## Work required
Work through the data and report how many lines include the string "marker", giving the number alone.

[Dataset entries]

══════

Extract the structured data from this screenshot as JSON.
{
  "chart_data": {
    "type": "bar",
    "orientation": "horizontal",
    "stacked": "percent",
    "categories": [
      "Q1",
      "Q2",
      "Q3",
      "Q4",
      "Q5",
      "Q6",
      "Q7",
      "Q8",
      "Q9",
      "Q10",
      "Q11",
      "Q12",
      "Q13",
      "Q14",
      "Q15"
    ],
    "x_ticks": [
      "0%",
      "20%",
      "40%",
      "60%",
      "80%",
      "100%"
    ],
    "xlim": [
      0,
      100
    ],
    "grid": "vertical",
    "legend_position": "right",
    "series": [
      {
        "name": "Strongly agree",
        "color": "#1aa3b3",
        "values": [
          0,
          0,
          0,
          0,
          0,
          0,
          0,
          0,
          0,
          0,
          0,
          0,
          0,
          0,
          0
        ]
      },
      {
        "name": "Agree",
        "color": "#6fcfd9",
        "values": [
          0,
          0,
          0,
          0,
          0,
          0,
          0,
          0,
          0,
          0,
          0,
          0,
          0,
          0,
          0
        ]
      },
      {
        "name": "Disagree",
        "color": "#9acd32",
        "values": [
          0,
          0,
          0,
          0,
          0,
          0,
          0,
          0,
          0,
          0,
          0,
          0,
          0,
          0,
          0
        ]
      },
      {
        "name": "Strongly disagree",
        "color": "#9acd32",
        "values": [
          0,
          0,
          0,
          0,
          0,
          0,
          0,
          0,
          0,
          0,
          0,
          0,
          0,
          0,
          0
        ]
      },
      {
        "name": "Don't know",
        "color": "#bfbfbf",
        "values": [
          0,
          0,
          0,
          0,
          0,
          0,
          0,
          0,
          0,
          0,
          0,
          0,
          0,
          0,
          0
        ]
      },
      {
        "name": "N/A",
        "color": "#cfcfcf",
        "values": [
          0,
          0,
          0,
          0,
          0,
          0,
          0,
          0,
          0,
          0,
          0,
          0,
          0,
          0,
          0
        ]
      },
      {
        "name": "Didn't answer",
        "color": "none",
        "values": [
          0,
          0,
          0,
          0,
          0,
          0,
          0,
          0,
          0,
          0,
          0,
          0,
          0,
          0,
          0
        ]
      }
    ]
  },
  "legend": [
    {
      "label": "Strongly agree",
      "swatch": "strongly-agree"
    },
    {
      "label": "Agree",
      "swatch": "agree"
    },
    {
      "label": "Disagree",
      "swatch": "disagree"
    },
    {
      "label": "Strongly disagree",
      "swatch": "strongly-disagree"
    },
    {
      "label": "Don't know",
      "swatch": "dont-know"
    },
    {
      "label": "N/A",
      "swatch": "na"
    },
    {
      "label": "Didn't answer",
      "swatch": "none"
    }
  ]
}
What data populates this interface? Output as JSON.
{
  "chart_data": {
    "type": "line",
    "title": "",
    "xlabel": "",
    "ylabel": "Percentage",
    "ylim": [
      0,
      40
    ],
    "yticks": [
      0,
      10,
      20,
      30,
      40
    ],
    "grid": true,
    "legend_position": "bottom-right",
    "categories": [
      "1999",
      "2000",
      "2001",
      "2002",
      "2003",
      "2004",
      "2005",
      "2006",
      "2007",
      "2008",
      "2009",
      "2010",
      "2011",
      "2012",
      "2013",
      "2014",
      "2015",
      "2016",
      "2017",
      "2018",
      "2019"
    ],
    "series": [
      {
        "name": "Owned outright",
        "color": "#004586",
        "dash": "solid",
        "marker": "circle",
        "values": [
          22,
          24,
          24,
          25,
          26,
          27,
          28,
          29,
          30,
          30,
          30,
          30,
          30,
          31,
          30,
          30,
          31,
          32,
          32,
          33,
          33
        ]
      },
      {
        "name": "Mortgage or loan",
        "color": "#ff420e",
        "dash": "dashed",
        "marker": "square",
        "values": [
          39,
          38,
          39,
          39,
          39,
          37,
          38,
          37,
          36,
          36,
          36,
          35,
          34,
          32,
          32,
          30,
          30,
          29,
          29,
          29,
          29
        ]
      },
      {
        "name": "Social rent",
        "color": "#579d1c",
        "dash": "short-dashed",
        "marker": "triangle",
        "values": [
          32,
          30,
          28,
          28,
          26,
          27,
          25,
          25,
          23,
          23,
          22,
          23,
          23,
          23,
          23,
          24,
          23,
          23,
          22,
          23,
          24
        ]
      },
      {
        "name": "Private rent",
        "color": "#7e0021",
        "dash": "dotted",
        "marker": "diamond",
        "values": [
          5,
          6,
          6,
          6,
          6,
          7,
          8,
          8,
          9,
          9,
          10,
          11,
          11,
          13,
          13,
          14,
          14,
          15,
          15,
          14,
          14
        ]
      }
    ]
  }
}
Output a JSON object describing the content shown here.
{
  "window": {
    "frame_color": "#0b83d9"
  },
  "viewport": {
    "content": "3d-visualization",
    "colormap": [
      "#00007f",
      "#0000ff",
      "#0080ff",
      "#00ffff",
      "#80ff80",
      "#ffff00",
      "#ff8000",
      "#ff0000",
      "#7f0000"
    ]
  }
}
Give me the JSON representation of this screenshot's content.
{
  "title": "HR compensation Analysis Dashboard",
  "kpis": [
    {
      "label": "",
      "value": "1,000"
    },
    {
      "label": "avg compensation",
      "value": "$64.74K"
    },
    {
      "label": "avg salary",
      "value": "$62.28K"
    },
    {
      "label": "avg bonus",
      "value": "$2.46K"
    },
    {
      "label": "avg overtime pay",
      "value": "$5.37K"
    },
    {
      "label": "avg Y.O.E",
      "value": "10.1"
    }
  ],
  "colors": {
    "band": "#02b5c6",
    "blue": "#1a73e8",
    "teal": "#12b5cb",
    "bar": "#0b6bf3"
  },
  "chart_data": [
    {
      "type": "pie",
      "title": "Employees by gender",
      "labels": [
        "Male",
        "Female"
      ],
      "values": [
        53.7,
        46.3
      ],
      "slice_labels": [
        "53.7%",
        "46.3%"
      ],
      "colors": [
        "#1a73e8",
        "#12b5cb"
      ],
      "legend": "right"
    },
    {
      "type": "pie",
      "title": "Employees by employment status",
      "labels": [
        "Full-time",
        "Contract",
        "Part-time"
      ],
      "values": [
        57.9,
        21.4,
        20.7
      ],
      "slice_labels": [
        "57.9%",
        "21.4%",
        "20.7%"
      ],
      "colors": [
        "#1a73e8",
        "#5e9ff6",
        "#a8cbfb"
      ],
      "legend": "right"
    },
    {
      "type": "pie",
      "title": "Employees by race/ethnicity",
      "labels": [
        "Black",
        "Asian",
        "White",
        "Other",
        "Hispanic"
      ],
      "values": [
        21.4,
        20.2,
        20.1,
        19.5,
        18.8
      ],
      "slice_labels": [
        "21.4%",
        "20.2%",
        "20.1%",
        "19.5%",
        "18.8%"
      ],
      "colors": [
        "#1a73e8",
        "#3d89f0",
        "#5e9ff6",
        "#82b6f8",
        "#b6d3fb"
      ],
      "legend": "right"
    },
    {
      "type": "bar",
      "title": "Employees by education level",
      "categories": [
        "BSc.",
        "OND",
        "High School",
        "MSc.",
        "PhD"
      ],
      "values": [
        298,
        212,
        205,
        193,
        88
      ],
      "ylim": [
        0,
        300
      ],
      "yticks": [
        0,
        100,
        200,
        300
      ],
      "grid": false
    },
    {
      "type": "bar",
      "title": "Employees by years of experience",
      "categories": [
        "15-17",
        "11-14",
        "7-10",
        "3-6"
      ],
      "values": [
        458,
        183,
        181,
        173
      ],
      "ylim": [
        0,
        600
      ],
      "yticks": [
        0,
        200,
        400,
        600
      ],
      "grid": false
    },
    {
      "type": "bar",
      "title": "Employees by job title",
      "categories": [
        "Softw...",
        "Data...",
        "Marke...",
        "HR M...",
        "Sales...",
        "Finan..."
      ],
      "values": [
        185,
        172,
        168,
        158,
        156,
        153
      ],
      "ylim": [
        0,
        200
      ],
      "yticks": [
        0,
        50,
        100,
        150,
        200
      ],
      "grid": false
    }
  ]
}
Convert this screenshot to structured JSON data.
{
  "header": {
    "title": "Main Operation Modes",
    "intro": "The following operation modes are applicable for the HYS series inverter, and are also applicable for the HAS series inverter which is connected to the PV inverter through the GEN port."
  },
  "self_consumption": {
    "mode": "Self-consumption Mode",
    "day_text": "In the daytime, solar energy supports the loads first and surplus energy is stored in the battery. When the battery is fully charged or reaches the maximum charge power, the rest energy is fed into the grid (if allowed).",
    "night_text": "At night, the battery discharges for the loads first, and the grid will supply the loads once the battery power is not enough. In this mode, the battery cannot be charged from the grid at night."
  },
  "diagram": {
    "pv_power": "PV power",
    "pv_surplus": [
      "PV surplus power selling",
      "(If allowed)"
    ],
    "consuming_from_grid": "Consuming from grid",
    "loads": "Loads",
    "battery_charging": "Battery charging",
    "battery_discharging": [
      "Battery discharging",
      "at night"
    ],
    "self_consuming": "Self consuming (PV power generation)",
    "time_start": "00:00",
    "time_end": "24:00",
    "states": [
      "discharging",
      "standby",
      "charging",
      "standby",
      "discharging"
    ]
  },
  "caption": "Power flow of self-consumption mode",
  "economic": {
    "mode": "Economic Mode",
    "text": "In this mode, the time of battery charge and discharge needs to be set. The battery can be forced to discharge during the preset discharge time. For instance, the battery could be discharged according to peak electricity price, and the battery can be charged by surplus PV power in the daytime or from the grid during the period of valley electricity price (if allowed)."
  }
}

══════

## Output of the exercise
4